**What is being asked**.
Find the lines holding the word "agencies" and collect them.
— Start Input —
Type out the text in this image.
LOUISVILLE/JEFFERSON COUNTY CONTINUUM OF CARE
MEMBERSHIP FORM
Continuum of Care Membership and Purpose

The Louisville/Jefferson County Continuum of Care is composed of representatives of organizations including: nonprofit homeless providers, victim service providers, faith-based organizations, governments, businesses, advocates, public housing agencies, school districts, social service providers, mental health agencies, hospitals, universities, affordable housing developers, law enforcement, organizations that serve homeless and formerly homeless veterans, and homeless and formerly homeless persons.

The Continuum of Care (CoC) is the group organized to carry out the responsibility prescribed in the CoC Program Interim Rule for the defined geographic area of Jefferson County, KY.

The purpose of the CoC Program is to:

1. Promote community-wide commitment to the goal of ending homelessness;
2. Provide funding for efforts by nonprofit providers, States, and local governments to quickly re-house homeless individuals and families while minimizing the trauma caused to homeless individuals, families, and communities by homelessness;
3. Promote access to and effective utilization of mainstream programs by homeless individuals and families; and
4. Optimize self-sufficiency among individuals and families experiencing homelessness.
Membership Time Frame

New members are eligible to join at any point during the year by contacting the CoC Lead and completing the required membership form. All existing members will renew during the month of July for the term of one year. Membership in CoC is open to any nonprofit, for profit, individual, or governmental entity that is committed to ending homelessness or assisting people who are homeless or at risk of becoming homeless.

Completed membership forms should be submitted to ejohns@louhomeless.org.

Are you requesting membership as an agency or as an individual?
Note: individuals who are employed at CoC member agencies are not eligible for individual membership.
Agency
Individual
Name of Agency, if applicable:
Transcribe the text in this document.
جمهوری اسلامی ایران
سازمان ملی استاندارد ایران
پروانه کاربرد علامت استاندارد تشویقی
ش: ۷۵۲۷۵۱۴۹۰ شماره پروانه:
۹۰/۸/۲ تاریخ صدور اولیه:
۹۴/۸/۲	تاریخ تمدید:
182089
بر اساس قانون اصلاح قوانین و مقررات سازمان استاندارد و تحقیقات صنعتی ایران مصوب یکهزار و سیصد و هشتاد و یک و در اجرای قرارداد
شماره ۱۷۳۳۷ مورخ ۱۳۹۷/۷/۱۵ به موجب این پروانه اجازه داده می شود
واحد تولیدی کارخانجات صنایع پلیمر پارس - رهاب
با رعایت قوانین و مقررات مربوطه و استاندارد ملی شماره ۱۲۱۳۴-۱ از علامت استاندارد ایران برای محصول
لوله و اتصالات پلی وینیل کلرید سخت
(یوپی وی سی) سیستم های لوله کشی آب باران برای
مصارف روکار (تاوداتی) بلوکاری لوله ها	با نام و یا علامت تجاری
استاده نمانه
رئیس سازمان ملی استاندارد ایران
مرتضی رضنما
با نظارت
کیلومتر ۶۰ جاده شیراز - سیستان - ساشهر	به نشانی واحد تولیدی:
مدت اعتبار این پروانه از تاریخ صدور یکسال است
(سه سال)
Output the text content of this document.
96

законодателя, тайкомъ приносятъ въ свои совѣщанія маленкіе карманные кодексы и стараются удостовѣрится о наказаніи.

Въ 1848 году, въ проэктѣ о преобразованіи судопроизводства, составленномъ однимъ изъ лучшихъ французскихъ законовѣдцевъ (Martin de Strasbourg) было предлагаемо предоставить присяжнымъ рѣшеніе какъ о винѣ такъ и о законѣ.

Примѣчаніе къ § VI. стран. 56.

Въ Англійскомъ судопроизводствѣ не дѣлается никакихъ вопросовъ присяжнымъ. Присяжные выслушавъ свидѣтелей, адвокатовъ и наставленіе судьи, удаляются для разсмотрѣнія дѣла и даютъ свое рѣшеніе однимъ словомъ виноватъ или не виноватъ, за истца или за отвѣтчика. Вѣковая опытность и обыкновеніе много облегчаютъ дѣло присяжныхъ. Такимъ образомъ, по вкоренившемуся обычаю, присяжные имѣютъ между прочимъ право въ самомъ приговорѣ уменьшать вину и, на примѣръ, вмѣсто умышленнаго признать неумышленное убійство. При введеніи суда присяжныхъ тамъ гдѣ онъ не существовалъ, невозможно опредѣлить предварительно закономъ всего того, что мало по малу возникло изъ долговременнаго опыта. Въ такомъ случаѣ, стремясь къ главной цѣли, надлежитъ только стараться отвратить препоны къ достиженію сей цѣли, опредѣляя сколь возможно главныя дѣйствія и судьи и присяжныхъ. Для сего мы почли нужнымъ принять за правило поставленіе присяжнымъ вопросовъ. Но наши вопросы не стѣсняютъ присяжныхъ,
— End Input —
**Output for this exercise**.
The Louisville/Jefferson County Continuum of Care is composed of representatives of organizations including: nonprofit homeless providers, victim service providers, faith-based organizations, governments, businesses, advocates, public housing agencies, school districts, social service providers, mental health agencies, hospitals, universities, affordable housing developers, law enforcement, organizations that serve homeless and formerly homeless veterans, and homeless and formerly homeless persons.
Note: individuals who are employed at CoC member agencies are not eligible for individual membership.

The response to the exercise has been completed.